[What you have to do] Scan the entries below. List each line with "color".

** Start **

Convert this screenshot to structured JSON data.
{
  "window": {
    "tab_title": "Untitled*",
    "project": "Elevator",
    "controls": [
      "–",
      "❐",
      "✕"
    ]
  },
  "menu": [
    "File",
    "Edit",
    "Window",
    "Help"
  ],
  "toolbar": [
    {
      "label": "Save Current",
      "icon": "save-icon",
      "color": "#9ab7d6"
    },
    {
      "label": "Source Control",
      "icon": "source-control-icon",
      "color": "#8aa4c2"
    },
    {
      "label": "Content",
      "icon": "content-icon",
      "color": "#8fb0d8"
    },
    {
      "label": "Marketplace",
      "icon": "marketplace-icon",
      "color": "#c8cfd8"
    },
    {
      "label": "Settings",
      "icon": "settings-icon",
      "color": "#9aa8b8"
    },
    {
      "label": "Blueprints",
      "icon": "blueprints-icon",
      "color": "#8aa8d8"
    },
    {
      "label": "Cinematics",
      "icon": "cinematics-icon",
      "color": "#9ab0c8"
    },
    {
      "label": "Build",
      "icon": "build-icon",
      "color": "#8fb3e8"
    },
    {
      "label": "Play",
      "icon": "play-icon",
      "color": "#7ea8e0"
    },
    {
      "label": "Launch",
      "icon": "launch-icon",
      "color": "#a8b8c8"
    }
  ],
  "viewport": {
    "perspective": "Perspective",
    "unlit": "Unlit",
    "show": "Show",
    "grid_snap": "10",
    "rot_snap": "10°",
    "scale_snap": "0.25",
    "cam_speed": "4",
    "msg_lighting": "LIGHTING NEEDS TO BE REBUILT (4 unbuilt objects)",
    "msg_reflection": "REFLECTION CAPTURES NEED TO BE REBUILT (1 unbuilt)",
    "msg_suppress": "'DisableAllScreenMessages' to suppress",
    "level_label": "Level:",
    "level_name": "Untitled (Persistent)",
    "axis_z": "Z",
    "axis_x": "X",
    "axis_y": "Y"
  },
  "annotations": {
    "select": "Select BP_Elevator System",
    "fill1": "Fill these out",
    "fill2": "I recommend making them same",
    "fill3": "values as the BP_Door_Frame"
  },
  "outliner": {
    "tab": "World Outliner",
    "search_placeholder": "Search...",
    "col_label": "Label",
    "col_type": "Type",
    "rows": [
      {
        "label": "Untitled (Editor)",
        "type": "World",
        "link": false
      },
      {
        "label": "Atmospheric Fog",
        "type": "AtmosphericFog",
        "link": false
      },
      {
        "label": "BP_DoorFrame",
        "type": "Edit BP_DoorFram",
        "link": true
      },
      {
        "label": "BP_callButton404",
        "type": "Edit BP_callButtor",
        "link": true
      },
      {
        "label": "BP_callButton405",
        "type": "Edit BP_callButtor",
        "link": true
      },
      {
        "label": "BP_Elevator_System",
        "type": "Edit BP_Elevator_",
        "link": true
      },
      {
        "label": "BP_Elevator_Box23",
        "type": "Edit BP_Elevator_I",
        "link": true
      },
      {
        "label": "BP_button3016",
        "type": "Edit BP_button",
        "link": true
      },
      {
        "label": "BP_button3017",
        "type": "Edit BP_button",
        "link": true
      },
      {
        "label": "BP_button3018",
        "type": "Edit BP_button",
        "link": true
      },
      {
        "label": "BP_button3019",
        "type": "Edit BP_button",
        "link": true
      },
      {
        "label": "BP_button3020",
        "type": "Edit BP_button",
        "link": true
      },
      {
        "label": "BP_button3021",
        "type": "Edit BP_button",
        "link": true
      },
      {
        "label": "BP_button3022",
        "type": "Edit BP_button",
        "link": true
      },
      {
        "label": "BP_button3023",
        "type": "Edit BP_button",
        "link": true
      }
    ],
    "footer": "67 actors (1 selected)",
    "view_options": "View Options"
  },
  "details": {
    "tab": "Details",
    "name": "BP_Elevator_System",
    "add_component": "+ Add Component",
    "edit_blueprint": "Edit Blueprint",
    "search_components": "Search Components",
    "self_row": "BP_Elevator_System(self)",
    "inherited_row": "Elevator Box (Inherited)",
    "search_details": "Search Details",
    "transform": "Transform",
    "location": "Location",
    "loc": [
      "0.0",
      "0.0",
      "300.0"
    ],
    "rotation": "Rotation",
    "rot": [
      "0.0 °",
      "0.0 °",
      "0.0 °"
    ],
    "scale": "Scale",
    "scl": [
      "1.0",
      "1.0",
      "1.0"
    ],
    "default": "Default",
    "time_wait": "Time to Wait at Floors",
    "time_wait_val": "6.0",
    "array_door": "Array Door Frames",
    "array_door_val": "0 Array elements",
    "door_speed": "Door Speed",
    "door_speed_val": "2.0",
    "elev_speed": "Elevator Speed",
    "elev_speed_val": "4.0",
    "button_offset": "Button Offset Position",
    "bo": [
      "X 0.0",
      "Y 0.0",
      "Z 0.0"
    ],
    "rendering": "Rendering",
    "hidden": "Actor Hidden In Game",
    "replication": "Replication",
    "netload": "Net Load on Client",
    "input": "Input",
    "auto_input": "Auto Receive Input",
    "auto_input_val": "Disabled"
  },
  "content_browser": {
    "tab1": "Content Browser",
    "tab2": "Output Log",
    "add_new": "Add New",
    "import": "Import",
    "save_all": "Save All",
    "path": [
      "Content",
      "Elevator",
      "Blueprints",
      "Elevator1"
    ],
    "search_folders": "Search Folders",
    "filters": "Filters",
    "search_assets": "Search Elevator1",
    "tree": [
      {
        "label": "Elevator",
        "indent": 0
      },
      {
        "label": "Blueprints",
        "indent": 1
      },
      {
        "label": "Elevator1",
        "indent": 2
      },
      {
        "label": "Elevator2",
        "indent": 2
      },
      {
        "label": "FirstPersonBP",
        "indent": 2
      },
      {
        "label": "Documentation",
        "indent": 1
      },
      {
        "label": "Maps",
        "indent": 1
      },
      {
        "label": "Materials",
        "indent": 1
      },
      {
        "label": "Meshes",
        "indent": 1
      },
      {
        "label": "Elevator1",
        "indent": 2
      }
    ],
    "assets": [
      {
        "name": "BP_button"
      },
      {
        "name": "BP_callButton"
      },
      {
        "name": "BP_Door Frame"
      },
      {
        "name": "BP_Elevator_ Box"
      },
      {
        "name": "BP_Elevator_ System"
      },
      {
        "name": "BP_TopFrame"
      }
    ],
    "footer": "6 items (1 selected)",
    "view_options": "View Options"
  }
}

** End **

[Written response]
      "color": "#9ab7d6"
      "color": "#8aa4c2"
      "color": "#8fb0d8"
      "color": "#c8cfd8"
      "color": "#9aa8b8"
      "color": "#8aa8d8"
      "color": "#9ab0c8"
      "color": "#8fb3e8"
      "color": "#7ea8e0"
      "color": "#a8b8c8"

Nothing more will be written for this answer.